RECORDS PROVIDED
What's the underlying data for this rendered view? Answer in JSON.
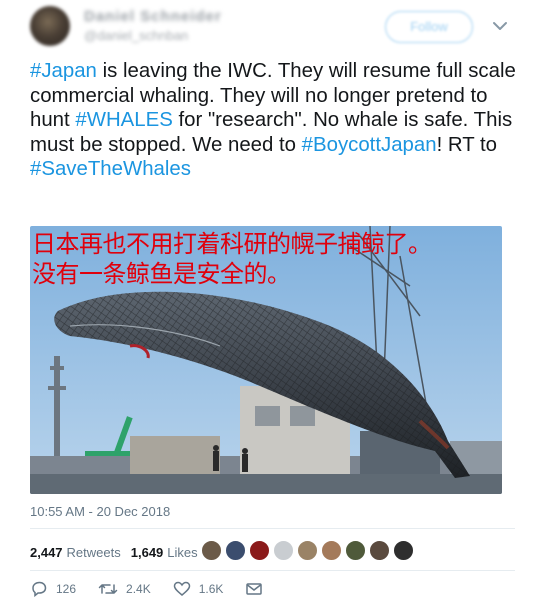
{
  "header": {
    "user_name": "Daniel Schneider",
    "user_handle": "@daniel_schnban",
    "follow_label": "Follow"
  },
  "tweet": {
    "segments": [
      {
        "text": "#Japan",
        "hashtag": true
      },
      {
        "text": " is leaving the IWC. They will resume full scale commercial whaling. They will no longer pretend to hunt ",
        "hashtag": false
      },
      {
        "text": "#WHALES",
        "hashtag": true
      },
      {
        "text": " for \"research\". No whale is safe. This must be stopped. We need to ",
        "hashtag": false
      },
      {
        "text": "#BoycottJapan",
        "hashtag": true
      },
      {
        "text": "! RT to ",
        "hashtag": false
      },
      {
        "text": "#SaveTheWhales",
        "hashtag": true
      }
    ]
  },
  "photo": {
    "overlay_line1": "日本再也不用打着科研的幌子捕鲸了。",
    "overlay_line2": "没有一条鲸鱼是安全的。"
  },
  "timestamp": "10:55 AM - 20 Dec 2018",
  "stats": {
    "retweets_count": "2,447",
    "retweets_label": "Retweets",
    "likes_count": "1,649",
    "likes_label": "Likes"
  },
  "actions": {
    "reply_count": "126",
    "retweet_count": "2.4K",
    "like_count": "1.6K"
  },
  "colors": {
    "hashtag": "#1b95e0",
    "overlay_text": "#e0000c",
    "muted": "#657786"
  }
}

REQUEST
With the pictures omitted, reproduce the records in full and exactly.

ANSWER TO THE TASK
What's the underlying data for this rendered view? Answer in JSON.
{
  "header": {
    "user_name": "Daniel Schneider",
    "user_handle": "@daniel_schnban",
    "follow_label": "Follow"
  },
  "tweet": {
    "segments": [
      {
        "text": "#Japan",
        "hashtag": true
      },
      {
        "text": " is leaving the IWC. They will resume full scale commercial whaling. They will no longer pretend to hunt ",
        "hashtag": false
      },
      {
        "text": "#WHALES",
        "hashtag": true
      },
      {
        "text": " for \"research\". No whale is safe. This must be stopped. We need to ",
        "hashtag": false
      },
      {
        "text": "#BoycottJapan",
        "hashtag": true
      },
      {
        "text": "! RT to ",
        "hashtag": false
      },
      {
        "text": "#SaveTheWhales",
        "hashtag": true
      }
    ]
  },
  "photo": {
    "overlay_line1": "日本再也不用打着科研的幌子捕鲸了。",
    "overlay_line2": "没有一条鲸鱼是安全的。"
  },
  "timestamp": "10:55 AM - 20 Dec 2018",
  "stats": {
    "retweets_count": "2,447",
    "retweets_label": "Retweets",
    "likes_count": "1,649",
    "likes_label": "Likes"
  },
  "actions": {
    "reply_count": "126",
    "retweet_count": "2.4K",
    "like_count": "1.6K"
  },
  "colors": {
    "hashtag": "#1b95e0",
    "overlay_text": "#e0000c",
    "muted": "#657786"
  }
}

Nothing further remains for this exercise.